問題文:
猫の熱中症の記事について、次の問いに答えてください。
(a) 記事は、チェックリストを印刷してどこに貼っておくことを勧めていますか。
(b) 口を開けてするパンティングは、猫ではどのようなサインだとされていますか。
(c) 同じ症状でも進行が速いことがあるとされている猫を、記事が挙げているとおりにすべて答えてください。

読解文:
★ ★ ★ ★ ★
この記事は、タイトルの3つ——初期症状・応急処置・予防チェックリスト——に沿って書いています。猫は犬より熱中症のサインが出にくいので、チェックリストを印刷して冷蔵庫に貼っておくのもおすすめです。

暑さに注意する猫のケア — 猫の健康コラムのイメージ写真
猫の熱中症|初期症状
次の変化が1つでも続くときは、熱中症を疑ってください。
- 姿勢:床に腹ばい、四足を伸ばして熱を逃がそうとする
- 呼吸:口を開けてパンティング(猫では珍しいサイン)
- 体温感:耳・鼻先・肉球がいつもより熱い
- 行動:ぐったり、呼びかけへの反応が鈍い、隠れ場所から出てこない
- 消化器:よだれが増える、嘔吐・下痢
- 神経:ふらつき、足ピン、意識がもうろうとする
短頭種(ペルシャなど)、肥満猫、シニア猫、心臓・腎臓の持病がある子は、同じ症状でも進行が速いことがあります。
猫の熱中症|応急処置(今すぐ)
- 暑い場所から離す(車内・窓際・ベランダは最優先で移動)
★ ★ ★ ★ ★
提供データ:
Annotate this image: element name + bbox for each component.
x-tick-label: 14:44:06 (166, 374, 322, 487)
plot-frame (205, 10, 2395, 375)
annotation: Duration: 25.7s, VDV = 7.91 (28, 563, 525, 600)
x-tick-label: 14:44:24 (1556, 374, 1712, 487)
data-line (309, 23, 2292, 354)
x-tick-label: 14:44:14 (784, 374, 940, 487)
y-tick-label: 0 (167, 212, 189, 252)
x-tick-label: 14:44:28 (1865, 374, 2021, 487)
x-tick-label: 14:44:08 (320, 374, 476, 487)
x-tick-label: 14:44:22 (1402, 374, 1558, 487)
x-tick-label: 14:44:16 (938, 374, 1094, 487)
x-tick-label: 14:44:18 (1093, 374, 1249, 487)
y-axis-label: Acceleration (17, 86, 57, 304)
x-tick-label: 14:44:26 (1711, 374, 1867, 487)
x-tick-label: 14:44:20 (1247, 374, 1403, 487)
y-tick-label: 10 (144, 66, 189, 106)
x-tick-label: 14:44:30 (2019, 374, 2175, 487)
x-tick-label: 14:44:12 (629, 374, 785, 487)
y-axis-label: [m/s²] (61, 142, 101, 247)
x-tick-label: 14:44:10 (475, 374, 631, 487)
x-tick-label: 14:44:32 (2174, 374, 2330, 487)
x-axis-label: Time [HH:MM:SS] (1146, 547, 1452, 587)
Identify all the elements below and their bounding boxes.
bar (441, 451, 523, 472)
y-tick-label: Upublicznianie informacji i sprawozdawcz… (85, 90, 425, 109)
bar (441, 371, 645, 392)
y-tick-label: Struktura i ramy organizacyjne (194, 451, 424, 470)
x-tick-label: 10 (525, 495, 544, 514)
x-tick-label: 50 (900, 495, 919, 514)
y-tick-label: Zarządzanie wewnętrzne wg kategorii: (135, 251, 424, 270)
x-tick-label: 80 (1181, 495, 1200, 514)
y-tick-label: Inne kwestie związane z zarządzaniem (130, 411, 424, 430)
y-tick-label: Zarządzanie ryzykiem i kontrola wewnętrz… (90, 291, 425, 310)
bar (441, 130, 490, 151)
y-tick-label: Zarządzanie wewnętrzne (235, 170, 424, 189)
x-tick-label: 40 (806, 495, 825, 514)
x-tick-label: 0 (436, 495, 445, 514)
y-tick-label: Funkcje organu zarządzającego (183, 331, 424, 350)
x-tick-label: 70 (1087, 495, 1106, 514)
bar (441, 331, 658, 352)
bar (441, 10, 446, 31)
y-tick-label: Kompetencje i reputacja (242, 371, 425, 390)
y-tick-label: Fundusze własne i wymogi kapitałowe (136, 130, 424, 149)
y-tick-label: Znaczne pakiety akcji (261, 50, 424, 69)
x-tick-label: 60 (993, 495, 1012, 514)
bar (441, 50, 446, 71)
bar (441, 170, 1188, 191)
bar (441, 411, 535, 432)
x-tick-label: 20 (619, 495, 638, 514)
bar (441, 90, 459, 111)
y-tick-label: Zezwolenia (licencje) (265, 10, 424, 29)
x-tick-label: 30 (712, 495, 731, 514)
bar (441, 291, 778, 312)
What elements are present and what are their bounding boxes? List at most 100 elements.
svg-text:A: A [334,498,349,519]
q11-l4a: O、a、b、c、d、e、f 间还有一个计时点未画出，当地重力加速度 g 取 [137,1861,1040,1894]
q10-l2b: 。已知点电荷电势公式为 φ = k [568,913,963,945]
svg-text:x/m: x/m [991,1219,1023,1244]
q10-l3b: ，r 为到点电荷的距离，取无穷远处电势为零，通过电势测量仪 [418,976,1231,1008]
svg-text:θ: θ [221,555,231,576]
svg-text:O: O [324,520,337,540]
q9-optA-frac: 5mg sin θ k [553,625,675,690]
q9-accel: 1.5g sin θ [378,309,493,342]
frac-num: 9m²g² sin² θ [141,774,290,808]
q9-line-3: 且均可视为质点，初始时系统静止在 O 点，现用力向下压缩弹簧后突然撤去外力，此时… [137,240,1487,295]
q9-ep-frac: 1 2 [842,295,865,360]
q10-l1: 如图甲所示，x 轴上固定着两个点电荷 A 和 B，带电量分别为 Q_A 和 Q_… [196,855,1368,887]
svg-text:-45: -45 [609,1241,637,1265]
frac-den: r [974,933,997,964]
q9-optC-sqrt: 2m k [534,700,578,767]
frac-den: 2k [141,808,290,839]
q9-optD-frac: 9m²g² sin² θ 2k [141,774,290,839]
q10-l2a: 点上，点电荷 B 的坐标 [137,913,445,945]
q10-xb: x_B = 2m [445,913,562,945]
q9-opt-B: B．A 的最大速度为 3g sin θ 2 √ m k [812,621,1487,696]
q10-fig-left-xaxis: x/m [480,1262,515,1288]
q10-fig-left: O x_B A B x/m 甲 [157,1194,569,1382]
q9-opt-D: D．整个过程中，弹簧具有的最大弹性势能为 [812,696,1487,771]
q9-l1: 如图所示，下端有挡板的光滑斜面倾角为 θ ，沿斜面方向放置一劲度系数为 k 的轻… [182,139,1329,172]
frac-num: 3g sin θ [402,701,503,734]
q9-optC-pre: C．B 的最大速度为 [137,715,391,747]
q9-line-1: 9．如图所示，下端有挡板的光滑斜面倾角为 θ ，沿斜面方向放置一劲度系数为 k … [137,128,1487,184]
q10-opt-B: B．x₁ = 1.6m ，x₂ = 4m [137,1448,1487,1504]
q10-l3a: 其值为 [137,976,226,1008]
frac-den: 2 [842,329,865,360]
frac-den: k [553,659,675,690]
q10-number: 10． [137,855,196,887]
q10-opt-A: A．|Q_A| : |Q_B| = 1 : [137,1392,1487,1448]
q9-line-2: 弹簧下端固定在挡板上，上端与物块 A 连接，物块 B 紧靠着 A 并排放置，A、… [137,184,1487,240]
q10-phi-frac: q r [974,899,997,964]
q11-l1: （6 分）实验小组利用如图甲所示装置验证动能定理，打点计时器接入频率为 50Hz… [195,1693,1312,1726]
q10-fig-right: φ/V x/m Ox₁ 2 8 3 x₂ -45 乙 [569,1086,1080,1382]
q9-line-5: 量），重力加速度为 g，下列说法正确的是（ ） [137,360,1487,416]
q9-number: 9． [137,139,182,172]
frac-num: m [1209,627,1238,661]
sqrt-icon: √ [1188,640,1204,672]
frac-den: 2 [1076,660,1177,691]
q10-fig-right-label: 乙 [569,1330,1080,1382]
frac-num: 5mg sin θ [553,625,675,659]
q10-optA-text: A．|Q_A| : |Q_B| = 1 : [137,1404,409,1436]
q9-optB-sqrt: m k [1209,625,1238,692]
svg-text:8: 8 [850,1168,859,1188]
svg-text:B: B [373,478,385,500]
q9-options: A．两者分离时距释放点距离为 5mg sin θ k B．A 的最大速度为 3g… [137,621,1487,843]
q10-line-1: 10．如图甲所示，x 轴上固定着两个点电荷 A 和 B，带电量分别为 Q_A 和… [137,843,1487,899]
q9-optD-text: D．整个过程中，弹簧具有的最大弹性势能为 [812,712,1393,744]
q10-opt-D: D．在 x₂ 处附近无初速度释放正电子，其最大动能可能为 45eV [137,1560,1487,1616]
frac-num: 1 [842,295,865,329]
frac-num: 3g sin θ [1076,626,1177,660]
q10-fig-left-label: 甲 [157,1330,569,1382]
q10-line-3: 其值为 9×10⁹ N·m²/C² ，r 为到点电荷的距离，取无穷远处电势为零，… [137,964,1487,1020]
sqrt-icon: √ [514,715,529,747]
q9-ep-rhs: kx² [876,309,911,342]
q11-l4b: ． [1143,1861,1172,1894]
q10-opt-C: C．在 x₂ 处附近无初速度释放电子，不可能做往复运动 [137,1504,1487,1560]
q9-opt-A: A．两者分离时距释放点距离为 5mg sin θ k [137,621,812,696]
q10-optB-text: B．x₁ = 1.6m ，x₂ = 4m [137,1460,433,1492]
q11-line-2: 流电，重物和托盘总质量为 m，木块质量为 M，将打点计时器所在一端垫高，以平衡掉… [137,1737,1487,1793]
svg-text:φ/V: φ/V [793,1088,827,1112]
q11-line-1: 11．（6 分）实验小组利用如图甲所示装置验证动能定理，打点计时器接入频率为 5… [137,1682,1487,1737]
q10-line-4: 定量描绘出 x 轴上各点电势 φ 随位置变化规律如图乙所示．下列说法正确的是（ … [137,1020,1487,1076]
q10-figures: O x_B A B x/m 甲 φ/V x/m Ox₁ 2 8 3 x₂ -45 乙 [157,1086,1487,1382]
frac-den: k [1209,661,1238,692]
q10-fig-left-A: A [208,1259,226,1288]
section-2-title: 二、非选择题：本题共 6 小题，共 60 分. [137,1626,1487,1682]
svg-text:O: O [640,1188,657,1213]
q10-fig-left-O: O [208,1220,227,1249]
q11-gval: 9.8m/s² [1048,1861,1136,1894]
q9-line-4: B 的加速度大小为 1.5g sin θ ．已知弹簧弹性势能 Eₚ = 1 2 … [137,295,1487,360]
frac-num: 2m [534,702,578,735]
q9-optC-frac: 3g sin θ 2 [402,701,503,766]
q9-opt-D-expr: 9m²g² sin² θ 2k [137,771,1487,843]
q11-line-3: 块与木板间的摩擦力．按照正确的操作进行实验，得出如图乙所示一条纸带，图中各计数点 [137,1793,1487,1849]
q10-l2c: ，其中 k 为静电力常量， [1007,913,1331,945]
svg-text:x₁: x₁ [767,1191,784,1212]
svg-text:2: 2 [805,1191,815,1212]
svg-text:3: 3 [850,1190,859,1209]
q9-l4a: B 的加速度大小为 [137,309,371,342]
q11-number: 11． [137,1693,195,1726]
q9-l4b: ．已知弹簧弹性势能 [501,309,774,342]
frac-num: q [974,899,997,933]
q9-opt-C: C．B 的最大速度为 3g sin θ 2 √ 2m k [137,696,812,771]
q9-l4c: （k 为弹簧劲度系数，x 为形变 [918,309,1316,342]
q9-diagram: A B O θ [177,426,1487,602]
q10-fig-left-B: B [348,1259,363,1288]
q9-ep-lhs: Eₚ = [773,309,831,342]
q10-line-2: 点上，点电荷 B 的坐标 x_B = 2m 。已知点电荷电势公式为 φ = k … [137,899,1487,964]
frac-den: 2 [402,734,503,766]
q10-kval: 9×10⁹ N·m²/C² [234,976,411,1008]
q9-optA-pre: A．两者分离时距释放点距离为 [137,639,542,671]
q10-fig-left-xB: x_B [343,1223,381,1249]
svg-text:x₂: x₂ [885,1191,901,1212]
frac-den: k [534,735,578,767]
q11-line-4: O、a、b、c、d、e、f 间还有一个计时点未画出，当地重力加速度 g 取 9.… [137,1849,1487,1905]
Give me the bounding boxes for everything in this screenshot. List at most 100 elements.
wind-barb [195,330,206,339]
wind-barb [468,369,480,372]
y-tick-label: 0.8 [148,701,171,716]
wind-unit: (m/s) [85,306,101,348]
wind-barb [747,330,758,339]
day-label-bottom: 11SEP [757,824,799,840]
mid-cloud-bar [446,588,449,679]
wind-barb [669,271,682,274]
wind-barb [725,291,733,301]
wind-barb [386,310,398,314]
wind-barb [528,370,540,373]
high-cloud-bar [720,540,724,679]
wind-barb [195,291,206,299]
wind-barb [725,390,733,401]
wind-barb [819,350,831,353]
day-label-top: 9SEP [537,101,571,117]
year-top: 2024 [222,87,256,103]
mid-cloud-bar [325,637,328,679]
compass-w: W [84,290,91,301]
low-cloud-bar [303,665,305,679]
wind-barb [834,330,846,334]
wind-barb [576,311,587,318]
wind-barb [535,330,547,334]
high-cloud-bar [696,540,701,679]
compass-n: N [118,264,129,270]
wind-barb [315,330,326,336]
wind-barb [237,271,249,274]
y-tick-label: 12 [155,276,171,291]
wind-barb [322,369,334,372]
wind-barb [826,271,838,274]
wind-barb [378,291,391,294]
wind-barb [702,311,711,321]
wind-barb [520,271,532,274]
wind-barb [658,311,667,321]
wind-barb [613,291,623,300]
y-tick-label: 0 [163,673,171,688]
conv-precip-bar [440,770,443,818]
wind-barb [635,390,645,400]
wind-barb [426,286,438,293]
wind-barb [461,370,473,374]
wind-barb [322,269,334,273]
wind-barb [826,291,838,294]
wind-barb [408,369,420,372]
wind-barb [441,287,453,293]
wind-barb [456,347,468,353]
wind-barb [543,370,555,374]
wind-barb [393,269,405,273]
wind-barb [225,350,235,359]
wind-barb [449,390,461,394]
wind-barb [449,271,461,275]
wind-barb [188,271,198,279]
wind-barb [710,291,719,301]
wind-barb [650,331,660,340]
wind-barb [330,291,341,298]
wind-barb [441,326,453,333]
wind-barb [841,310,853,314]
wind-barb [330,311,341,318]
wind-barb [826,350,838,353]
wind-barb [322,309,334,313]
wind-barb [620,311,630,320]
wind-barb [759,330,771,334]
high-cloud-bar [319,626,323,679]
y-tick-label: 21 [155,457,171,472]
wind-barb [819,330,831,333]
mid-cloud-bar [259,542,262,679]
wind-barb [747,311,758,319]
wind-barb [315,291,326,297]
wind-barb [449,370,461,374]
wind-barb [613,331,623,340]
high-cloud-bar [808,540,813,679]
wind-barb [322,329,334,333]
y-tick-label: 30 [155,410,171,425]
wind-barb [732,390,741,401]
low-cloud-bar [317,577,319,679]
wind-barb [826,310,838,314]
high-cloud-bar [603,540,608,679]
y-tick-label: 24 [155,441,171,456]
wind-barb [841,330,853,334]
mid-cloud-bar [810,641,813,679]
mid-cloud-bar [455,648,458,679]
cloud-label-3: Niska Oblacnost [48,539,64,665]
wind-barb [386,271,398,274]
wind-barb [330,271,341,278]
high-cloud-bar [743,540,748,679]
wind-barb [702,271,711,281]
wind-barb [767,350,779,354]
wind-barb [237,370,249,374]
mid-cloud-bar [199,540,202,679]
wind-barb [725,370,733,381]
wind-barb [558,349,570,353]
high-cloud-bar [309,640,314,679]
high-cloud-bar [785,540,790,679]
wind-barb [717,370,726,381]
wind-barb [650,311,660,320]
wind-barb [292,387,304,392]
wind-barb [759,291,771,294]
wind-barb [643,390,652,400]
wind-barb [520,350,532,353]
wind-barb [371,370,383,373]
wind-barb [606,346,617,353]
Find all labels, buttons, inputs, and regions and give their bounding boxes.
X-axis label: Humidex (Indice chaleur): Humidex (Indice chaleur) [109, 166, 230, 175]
★ ★ ★ ★ ★
解答:
(a) 冷蔵庫です。
(b) 猫では珍しいサインだとされています。
(c) 短頭種(ペルシャなど)、肥満猫、シニア猫、心臓・腎臓の持病がある子です。